**Prompt**.
Write out each line exactly as it stands, please.

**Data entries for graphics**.

-- BEGIN --

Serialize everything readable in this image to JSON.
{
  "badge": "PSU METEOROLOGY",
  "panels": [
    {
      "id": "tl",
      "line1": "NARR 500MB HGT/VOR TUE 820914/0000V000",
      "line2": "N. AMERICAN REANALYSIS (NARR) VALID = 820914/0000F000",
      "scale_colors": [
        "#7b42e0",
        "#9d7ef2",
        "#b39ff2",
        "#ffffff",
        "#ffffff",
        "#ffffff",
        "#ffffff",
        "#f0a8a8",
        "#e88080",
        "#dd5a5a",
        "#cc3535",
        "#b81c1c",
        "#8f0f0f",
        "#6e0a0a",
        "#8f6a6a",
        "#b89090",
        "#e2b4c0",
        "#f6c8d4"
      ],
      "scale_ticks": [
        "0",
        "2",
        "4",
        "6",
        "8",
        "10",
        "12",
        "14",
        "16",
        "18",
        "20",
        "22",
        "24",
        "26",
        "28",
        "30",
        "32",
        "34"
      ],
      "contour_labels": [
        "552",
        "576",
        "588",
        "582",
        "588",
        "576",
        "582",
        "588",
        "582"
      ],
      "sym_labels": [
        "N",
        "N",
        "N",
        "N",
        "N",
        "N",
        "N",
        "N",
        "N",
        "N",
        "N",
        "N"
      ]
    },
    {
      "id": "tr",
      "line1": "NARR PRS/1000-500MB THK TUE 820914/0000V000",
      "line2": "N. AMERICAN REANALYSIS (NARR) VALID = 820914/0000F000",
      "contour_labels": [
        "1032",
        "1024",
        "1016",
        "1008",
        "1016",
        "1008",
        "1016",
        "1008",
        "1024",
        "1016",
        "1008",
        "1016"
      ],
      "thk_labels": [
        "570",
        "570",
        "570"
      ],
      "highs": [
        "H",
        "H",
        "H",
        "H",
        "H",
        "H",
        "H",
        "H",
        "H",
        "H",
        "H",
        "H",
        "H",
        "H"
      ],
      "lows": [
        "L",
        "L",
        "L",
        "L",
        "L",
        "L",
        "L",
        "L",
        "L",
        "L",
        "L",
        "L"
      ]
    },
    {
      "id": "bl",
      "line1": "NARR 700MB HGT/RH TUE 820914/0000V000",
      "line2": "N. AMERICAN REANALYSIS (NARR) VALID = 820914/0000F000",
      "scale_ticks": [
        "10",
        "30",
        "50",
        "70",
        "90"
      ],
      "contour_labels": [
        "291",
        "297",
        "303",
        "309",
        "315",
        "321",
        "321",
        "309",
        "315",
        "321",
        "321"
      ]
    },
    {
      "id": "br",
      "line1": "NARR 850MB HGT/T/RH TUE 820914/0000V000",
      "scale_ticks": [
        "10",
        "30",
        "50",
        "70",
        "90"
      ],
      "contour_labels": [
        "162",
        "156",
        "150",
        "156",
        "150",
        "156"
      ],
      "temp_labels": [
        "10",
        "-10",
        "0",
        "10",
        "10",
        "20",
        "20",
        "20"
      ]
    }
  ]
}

-- END --

**Task response**.
Serialize everything readable in this image to JSON.
{
  "badge": "PSU METEOROLOGY",
  "panels": [
    {
      "id": "tl",
      "line1": "NARR 500MB HGT/VOR TUE 820914/0000V000",
      "line2": "N. AMERICAN REANALYSIS (NARR) VALID = 820914/0000F000",
      "scale_colors": [
        "#7b42e0",
        "#9d7ef2",
        "#b39ff2",
        "#ffffff",
        "#ffffff",
        "#ffffff",
        "#ffffff",
        "#f0a8a8",
        "#e88080",
        "#dd5a5a",
        "#cc3535",
        "#b81c1c",
        "#8f0f0f",
        "#6e0a0a",
        "#8f6a6a",
        "#b89090",
        "#e2b4c0",
        "#f6c8d4"
      ],
      "scale_ticks": [
        "0",
        "2",
        "4",
        "6",
        "8",
        "10",
        "12",
        "14",
        "16",
        "18",
        "20",
        "22",
        "24",
        "26",
        "28",
        "30",
        "32",
        "34"
      ],
      "contour_labels": [
        "552",
        "576",
        "588",
        "582",
        "588",
        "576",
        "582",
        "588",
        "582"
      ],
      "sym_labels": [
        "N",
        "N",
        "N",
        "N",
        "N",
        "N",
        "N",
        "N",
        "N",
        "N",
        "N",
        "N"
      ]
    },
    {
      "id": "tr",
      "line1": "NARR PRS/1000-500MB THK TUE 820914/0000V000",
      "line2": "N. AMERICAN REANALYSIS (NARR) VALID = 820914/0000F000",
      "contour_labels": [
        "1032",
        "1024",
        "1016",
        "1008",
        "1016",
        "1008",
        "1016",
        "1008",
        "1024",
        "1016",
        "1008",
        "1016"
      ],
      "thk_labels": [
        "570",
        "570",
        "570"
      ],
      "highs": [
        "H",
        "H",
        "H",
        "H",
        "H",
        "H",
        "H",
        "H",
        "H",
        "H",
        "H",
        "H",
        "H",
        "H"
      ],
      "lows": [
        "L",
        "L",
        "L",
        "L",
        "L",
        "L",
        "L",
        "L",
        "L",
        "L",
        "L",
        "L"
      ]
    },
    {
      "id": "bl",
      "line1": "NARR 700MB HGT/RH TUE 820914/0000V000",
      "line2": "N. AMERICAN REANALYSIS (NARR) VALID = 820914/0000F000",
      "scale_ticks": [
        "10",
        "30",
        "50",
        "70",
        "90"
      ],
      "contour_labels": [
        "291",
        "297",
        "303",
        "309",
        "315",
        "321",
        "321",
        "309",
        "315",
        "321",
        "321"
      ]
    },
    {
      "id": "br",
      "line1": "NARR 850MB HGT/T/RH TUE 820914/0000V000",
      "scale_ticks": [
        "10",
        "30",
        "50",
        "70",
        "90"
      ],
      "contour_labels": [
        "162",
        "156",
        "150",
        "156",
        "150",
        "156"
      ],
      "temp_labels": [
        "10",
        "-10",
        "0",
        "10",
        "10",
        "20",
        "20",
        "20"
      ]
    }
  ]
}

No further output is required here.